*Given instruction*: Each line of the material below that holds the word "星罗棋布" needs to be copied.

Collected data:
..........

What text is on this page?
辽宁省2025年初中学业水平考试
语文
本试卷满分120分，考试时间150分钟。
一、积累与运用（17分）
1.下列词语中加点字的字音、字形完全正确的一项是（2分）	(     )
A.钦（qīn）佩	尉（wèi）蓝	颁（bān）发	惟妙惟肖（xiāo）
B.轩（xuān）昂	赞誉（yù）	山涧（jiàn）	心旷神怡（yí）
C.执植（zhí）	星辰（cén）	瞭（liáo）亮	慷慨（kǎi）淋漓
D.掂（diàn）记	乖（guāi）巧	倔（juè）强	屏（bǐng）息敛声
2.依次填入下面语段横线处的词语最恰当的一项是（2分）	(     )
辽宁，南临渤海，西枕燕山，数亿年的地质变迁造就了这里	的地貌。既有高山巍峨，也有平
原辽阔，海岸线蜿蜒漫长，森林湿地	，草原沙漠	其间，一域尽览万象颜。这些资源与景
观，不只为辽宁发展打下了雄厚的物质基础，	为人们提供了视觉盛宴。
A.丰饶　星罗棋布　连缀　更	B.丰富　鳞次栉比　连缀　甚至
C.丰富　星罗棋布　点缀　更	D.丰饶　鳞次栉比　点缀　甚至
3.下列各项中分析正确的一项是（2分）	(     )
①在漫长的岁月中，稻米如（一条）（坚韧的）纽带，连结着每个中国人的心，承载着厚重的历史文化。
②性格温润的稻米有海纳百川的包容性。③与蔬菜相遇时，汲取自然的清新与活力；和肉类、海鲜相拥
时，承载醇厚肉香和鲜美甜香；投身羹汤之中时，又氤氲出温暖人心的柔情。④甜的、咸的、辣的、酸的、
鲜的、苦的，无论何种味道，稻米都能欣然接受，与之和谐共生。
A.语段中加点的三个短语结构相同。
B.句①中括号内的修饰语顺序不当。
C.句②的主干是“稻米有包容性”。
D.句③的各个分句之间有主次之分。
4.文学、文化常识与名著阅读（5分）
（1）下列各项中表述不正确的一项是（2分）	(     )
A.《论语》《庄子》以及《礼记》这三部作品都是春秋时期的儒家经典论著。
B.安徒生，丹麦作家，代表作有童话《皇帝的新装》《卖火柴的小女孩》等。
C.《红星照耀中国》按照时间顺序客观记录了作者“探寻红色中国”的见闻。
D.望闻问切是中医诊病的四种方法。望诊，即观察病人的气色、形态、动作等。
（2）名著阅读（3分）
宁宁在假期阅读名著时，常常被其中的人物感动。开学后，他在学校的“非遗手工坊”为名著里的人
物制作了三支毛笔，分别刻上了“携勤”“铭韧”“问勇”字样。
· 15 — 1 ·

..........

*Result of this task*:
A.丰饶　星罗棋布　连缀　更	B.丰富　鳞次栉比　连缀　甚至
C.丰富　星罗棋布　点缀　更	D.丰饶　鳞次栉比　点缀　甚至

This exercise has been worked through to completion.